#### Task objective
From the entries below, pull out each line where "girl" appears.

(Recorded data)
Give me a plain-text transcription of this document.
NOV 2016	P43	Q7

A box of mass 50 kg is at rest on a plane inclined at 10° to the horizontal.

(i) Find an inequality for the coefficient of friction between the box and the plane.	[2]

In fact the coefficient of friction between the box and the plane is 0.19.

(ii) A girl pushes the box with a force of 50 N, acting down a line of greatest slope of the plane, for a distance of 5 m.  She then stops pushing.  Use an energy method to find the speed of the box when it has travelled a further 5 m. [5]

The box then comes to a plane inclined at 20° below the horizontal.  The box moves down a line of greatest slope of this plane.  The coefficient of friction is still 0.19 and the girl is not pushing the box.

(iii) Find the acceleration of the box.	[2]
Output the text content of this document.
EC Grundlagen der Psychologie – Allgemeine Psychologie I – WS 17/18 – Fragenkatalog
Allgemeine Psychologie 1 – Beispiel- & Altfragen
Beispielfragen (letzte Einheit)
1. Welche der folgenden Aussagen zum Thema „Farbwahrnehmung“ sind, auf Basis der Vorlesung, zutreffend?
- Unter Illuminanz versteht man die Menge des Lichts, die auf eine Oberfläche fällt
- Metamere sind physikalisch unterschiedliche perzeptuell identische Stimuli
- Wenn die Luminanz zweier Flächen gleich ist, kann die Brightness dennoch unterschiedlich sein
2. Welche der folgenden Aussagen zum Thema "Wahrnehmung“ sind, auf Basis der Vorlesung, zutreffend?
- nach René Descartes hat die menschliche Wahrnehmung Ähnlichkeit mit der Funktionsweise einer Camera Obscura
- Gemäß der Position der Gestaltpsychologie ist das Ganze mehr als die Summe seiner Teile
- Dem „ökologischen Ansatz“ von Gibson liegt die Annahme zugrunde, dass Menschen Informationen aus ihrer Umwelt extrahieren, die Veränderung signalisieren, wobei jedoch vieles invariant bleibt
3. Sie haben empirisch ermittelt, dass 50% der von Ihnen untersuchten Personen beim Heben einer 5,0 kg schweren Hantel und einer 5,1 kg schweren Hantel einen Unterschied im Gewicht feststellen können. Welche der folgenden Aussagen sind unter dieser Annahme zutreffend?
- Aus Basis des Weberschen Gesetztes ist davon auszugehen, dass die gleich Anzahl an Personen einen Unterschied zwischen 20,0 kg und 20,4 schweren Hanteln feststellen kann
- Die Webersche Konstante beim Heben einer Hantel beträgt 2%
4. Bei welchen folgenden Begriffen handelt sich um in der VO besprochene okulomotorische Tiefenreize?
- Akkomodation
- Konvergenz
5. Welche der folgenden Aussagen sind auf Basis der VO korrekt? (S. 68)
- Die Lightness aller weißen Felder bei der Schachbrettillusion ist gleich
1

#### Written reply
(ii) A girl pushes the box with a force of 50 N, acting down a line of greatest slope of the plane, for a distance of 5 m.  She then stops pushing.  Use an energy method to find the speed of the box when it has travelled a further 5 m. [5]
The box then comes to a plane inclined at 20° below the horizontal.  The box moves down a line of greatest slope of this plane.  The coefficient of friction is still 0.19 and the girl is not pushing the box.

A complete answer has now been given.